TASK PROMPT
Output the material beneath exactly, leaving nothing out.

Data records
================

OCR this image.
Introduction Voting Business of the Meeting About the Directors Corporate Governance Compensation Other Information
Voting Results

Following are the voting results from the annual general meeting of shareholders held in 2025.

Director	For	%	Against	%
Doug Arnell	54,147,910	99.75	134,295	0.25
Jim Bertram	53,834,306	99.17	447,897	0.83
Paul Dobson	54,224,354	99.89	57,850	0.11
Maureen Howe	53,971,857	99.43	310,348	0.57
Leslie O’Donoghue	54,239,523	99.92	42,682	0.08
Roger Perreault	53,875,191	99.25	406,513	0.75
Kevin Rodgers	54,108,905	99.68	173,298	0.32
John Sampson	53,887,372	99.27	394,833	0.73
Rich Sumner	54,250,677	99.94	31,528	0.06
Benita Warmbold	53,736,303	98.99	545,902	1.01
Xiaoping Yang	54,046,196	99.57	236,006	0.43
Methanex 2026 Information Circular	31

================

COMPLETE ANSWER
OCR this image.
Introduction Voting Business of the Meeting About the Directors Corporate Governance Compensation Other Information
Voting Results

Following are the voting results from the annual general meeting of shareholders held in 2025.

Director	For	%	Against	%
Doug Arnell	54,147,910	99.75	134,295	0.25
Jim Bertram	53,834,306	99.17	447,897	0.83
Paul Dobson	54,224,354	99.89	57,850	0.11
Maureen Howe	53,971,857	99.43	310,348	0.57
Leslie O’Donoghue	54,239,523	99.92	42,682	0.08
Roger Perreault	53,875,191	99.25	406,513	0.75
Kevin Rodgers	54,108,905	99.68	173,298	0.32
John Sampson	53,887,372	99.27	394,833	0.73
Rich Sumner	54,250,677	99.94	31,528	0.06
Benita Warmbold	53,736,303	98.99	545,902	1.01
Xiaoping Yang	54,046,196	99.57	236,006	0.43
Methanex 2026 Information Circular	31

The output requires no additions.